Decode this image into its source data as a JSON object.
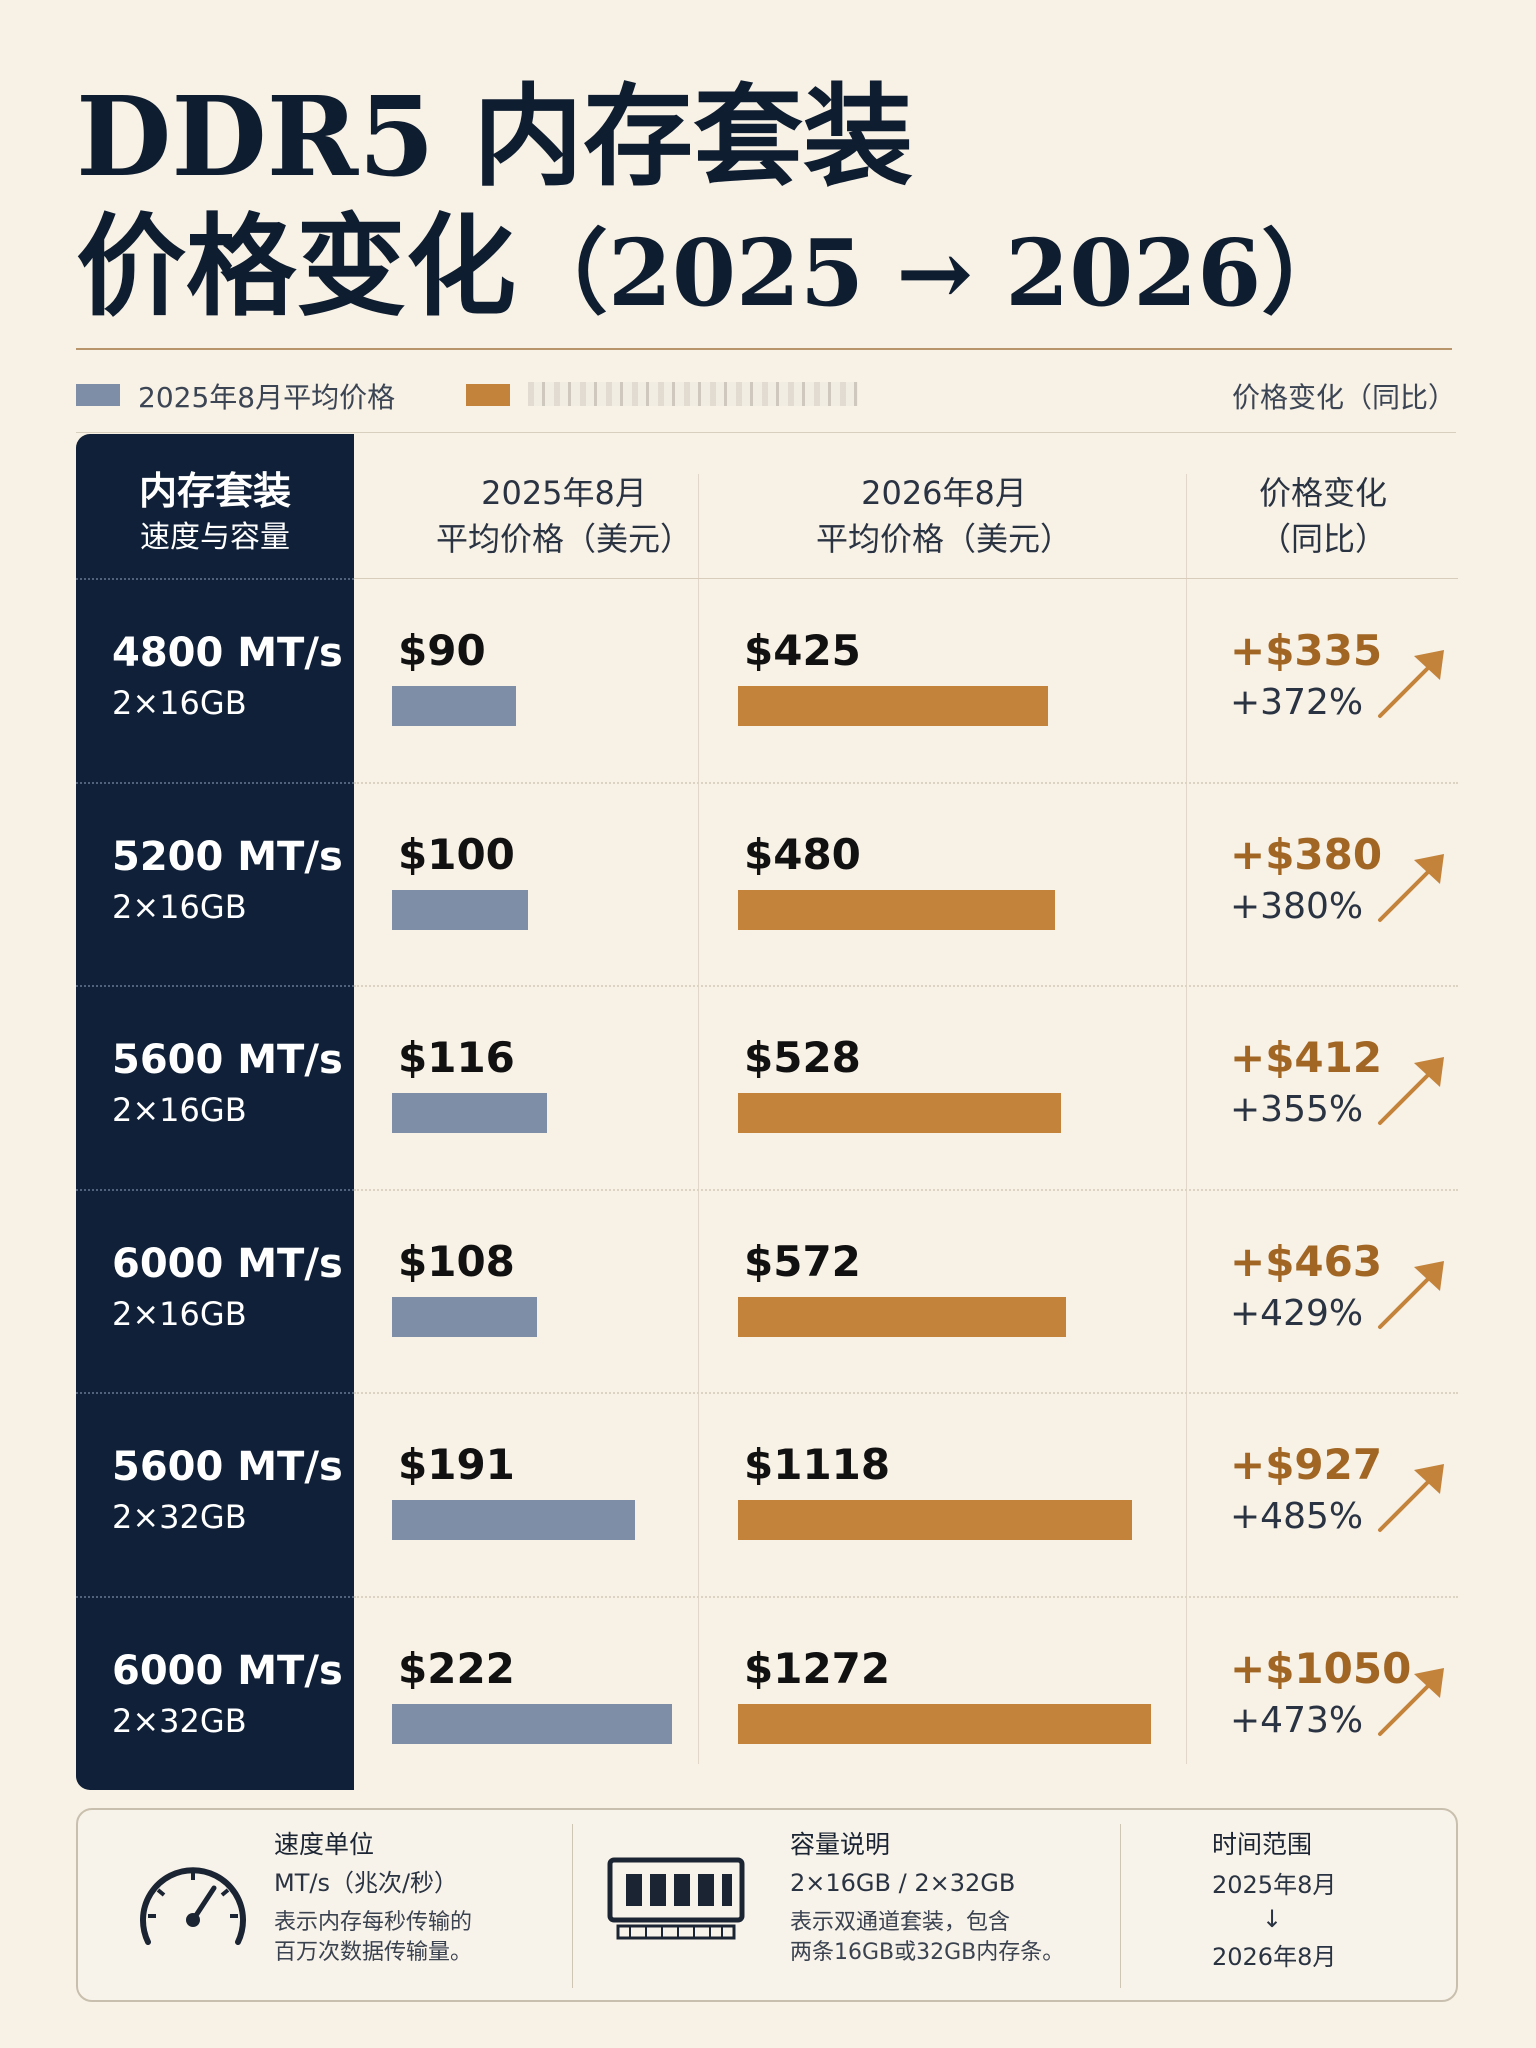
{
  "title": {
    "line1": "DDR5 内存套装",
    "line2_main": "价格变化",
    "line2_paren": "（2025 → 2026）"
  },
  "legend": {
    "item1": "2025年8月平均价格",
    "item3": "价格变化（同比）",
    "color_2025": "#7d8ea6",
    "color_2026": "#c4833b"
  },
  "table": {
    "sidebar_header_line1": "内存套装",
    "sidebar_header_line2": "速度与容量",
    "col1_line1": "2025年8月",
    "col1_line2": "平均价格（美元）",
    "col2_line1": "2026年8月",
    "col2_line2": "平均价格（美元）",
    "col3_line1": "价格变化",
    "col3_line2": "（同比）"
  },
  "chart_data": {
    "type": "bar",
    "categories": [
      "4800 MT/s 2×16GB",
      "5200 MT/s 2×16GB",
      "5600 MT/s 2×16GB",
      "6000 MT/s 2×16GB",
      "5600 MT/s 2×32GB",
      "6000 MT/s 2×32GB"
    ],
    "rows": [
      {
        "speed": "4800 MT/s",
        "capacity": "2×16GB",
        "price_2025": "$90",
        "price_2026": "$425",
        "change": "+$335",
        "pct": "+372%"
      },
      {
        "speed": "5200 MT/s",
        "capacity": "2×16GB",
        "price_2025": "$100",
        "price_2026": "$480",
        "change": "+$380",
        "pct": "+380%"
      },
      {
        "speed": "5600 MT/s",
        "capacity": "2×16GB",
        "price_2025": "$116",
        "price_2026": "$528",
        "change": "+$412",
        "pct": "+355%"
      },
      {
        "speed": "6000 MT/s",
        "capacity": "2×16GB",
        "price_2025": "$108",
        "price_2026": "$572",
        "change": "+$463",
        "pct": "+429%"
      },
      {
        "speed": "5600 MT/s",
        "capacity": "2×32GB",
        "price_2025": "$191",
        "price_2026": "$1118",
        "change": "+$927",
        "pct": "+485%"
      },
      {
        "speed": "6000 MT/s",
        "capacity": "2×32GB",
        "price_2025": "$222",
        "price_2026": "$1272",
        "change": "+$1050",
        "pct": "+473%"
      }
    ],
    "series": [
      {
        "name": "2025年8月平均价格",
        "values": [
          90,
          100,
          116,
          108,
          191,
          222
        ]
      },
      {
        "name": "2026年8月",
        "values": [
          425,
          480,
          528,
          572,
          1118,
          1272
        ]
      }
    ]
  },
  "footer": {
    "speed_title": "速度单位",
    "speed_unit": "MT/s（兆次/秒）",
    "speed_desc1": "表示内存每秒传输的",
    "speed_desc2": "百万次数据传输量。",
    "cap_title": "容量说明",
    "cap_value": "2×16GB / 2×32GB",
    "cap_desc1": "表示双通道套装，包含",
    "cap_desc2": "两条16GB或32GB内存条。",
    "time_title": "时间范围",
    "time_from": "2025年8月",
    "time_arrow": "↓",
    "time_to": "2026年8月"
  }
}
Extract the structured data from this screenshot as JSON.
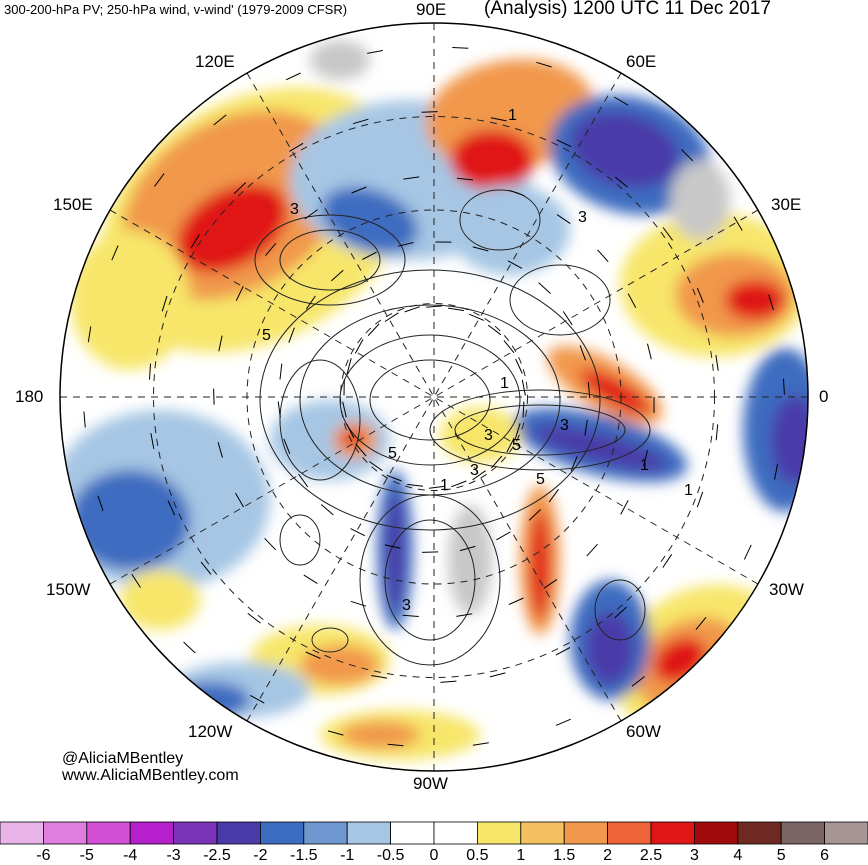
{
  "header": {
    "left_title": "300-200-hPa PV; 250-hPa wind, v-wind' (1979-2009 CFSR)",
    "right_title": "(Analysis) 1200 UTC 11 Dec 2017"
  },
  "credits": {
    "handle": "@AliciaMBentley",
    "website": "www.AliciaMBentley.com"
  },
  "longitude_labels": {
    "lon_90e": "90E",
    "lon_60e": "60E",
    "lon_120e": "120E",
    "lon_30e": "30E",
    "lon_150e": "150E",
    "lon_0": "0",
    "lon_180": "180",
    "lon_30w": "30W",
    "lon_150w": "150W",
    "lon_60w": "60W",
    "lon_120w": "120W",
    "lon_90w": "90W"
  },
  "map_labels": [
    "1",
    "3",
    "3",
    "1",
    "5",
    "1",
    "3",
    "5",
    "1",
    "3",
    "5",
    "3",
    "5",
    "1",
    "3"
  ],
  "colorbar": {
    "colors": [
      "#e8b4e8",
      "#e07ee0",
      "#d24fd6",
      "#b51fcc",
      "#7a33b8",
      "#4a3aa8",
      "#3c6cc0",
      "#6e96cf",
      "#a6c6e4",
      "#ffffff",
      "#ffffff",
      "#f7e66a",
      "#f4c060",
      "#f1984c",
      "#ee6438",
      "#e01616",
      "#a00a0a",
      "#6e2a22",
      "#7a6464",
      "#a89696"
    ],
    "labels": [
      "-6",
      "-5",
      "-4",
      "-3",
      "-2.5",
      "-2",
      "-1.5",
      "-1",
      "-0.5",
      "0",
      "0.5",
      "1",
      "1.5",
      "2",
      "2.5",
      "3",
      "4",
      "5",
      "6"
    ]
  },
  "map_colors": {
    "neg_strong": "#4a3aa8",
    "neg_mid": "#3c6cc0",
    "neg_light": "#a6c6e4",
    "pos_light": "#f7e66a",
    "pos_mid": "#f1984c",
    "pos_strong": "#e01616",
    "land_gray": "#c8c8c8"
  }
}
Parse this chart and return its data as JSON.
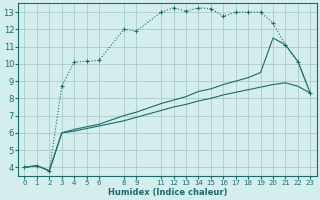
{
  "xlabel": "Humidex (Indice chaleur)",
  "bg_color": "#d4eded",
  "grid_color": "#aacaca",
  "line_color": "#1a6b6b",
  "xlim": [
    -0.5,
    23.5
  ],
  "ylim": [
    3.5,
    13.5
  ],
  "xticks": [
    0,
    1,
    2,
    3,
    4,
    5,
    6,
    8,
    9,
    11,
    12,
    13,
    14,
    15,
    16,
    17,
    18,
    19,
    20,
    21,
    22,
    23
  ],
  "yticks": [
    4,
    5,
    6,
    7,
    8,
    9,
    10,
    11,
    12,
    13
  ],
  "series1_x": [
    0,
    1,
    2,
    3,
    4,
    5,
    6,
    8,
    9,
    11,
    12,
    13,
    14,
    15,
    16,
    17,
    18,
    19,
    20,
    21,
    22,
    23
  ],
  "series1_y": [
    4.0,
    4.1,
    3.8,
    8.7,
    10.1,
    10.15,
    10.2,
    12.0,
    11.9,
    13.0,
    13.25,
    13.05,
    13.25,
    13.2,
    12.75,
    13.0,
    13.0,
    13.0,
    12.35,
    11.1,
    10.1,
    8.3
  ],
  "series2_x": [
    0,
    1,
    2,
    3,
    4,
    5,
    6,
    8,
    9,
    11,
    12,
    13,
    14,
    15,
    16,
    17,
    18,
    19,
    20,
    21,
    22,
    23
  ],
  "series2_y": [
    4.0,
    4.1,
    3.8,
    6.0,
    6.1,
    6.25,
    6.4,
    6.7,
    6.9,
    7.3,
    7.5,
    7.65,
    7.85,
    8.0,
    8.2,
    8.35,
    8.5,
    8.65,
    8.8,
    8.9,
    8.7,
    8.3
  ],
  "series3_x": [
    0,
    1,
    2,
    3,
    4,
    5,
    6,
    8,
    9,
    11,
    12,
    13,
    14,
    15,
    16,
    17,
    18,
    19,
    20,
    21,
    22,
    23
  ],
  "series3_y": [
    4.0,
    4.1,
    3.8,
    6.0,
    6.2,
    6.35,
    6.5,
    7.0,
    7.2,
    7.7,
    7.9,
    8.1,
    8.4,
    8.55,
    8.8,
    9.0,
    9.2,
    9.5,
    11.5,
    11.1,
    10.15,
    8.3
  ]
}
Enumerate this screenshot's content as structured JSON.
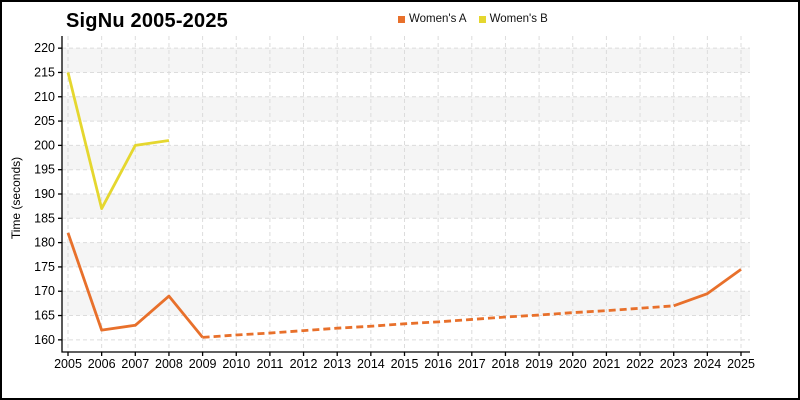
{
  "title": "SigNu 2005-2025",
  "colors": {
    "series_a": "#E8702B",
    "series_b": "#E5D72F",
    "gridline": "#DCDCDC",
    "band": "#F5F5F5",
    "axis": "#000000",
    "text": "#000000"
  },
  "chart_data": {
    "type": "line",
    "title": "SigNu 2005-2025",
    "xlabel": "",
    "ylabel": "Time (seconds)",
    "ylim": [
      157.5,
      222.5
    ],
    "yticks": [
      160,
      165,
      170,
      175,
      180,
      185,
      190,
      195,
      200,
      205,
      210,
      215,
      220
    ],
    "categories": [
      2005,
      2006,
      2007,
      2008,
      2009,
      2010,
      2011,
      2012,
      2013,
      2014,
      2015,
      2016,
      2017,
      2018,
      2019,
      2020,
      2021,
      2022,
      2023,
      2024,
      2025
    ],
    "grid": "dashed-horizontal-and-vertical",
    "background_bands": "alternating 5-unit horizontal stripes, gray from 165-170 up to 215-220",
    "legend_position": "top-center",
    "series": [
      {
        "name": "Women's A",
        "color": "#E8702B",
        "values": [
          182,
          162,
          163,
          169,
          160.5,
          161,
          161.4,
          161.9,
          162.4,
          162.8,
          163.3,
          163.7,
          164.2,
          164.7,
          165.1,
          165.6,
          166,
          166.5,
          167,
          169.5,
          174.5
        ],
        "style_segments": [
          {
            "from": 2005,
            "to": 2009,
            "style": "solid"
          },
          {
            "from": 2009,
            "to": 2023,
            "style": "dashed"
          },
          {
            "from": 2023,
            "to": 2025,
            "style": "solid"
          }
        ]
      },
      {
        "name": "Women's B",
        "color": "#E5D72F",
        "values": [
          215,
          187,
          200,
          201,
          null,
          null,
          null,
          null,
          null,
          null,
          null,
          null,
          null,
          null,
          null,
          null,
          null,
          null,
          null,
          null,
          null
        ],
        "style_segments": [
          {
            "from": 2005,
            "to": 2008,
            "style": "solid"
          }
        ]
      }
    ]
  }
}
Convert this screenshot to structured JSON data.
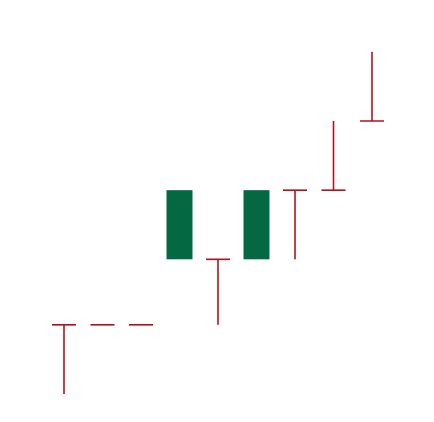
{
  "chart_data": {
    "type": "candlestick",
    "title": "",
    "xlabel": "",
    "ylabel": "",
    "axes_visible": false,
    "grid": false,
    "legend": "none",
    "ylim": [
      0,
      10
    ],
    "colors": {
      "up": "#046943",
      "down": "#b0131e"
    },
    "candles": [
      {
        "open": 1.9,
        "high": 1.9,
        "low": 0.0,
        "close": 1.9
      },
      {
        "open": 1.9,
        "high": 1.9,
        "low": 1.9,
        "close": 1.9
      },
      {
        "open": 1.9,
        "high": 1.9,
        "low": 1.9,
        "close": 1.9
      },
      {
        "open": 3.7,
        "high": 5.6,
        "low": 3.7,
        "close": 5.6
      },
      {
        "open": 3.7,
        "high": 3.7,
        "low": 1.9,
        "close": 3.7
      },
      {
        "open": 3.7,
        "high": 5.6,
        "low": 3.7,
        "close": 5.6
      },
      {
        "open": 5.6,
        "high": 5.6,
        "low": 3.7,
        "close": 5.6
      },
      {
        "open": 5.6,
        "high": 7.5,
        "low": 5.6,
        "close": 5.6
      },
      {
        "open": 7.5,
        "high": 9.4,
        "low": 7.5,
        "close": 7.5
      }
    ]
  }
}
══════════
_Task instructions_
Report all lines of the material that contain the word "screenshot".

_Solution_
Extract the structured data from this screenshot as JSON.
Enumerate this screenshot's content as structured JSON.
Convert this screenshot to structured JSON data.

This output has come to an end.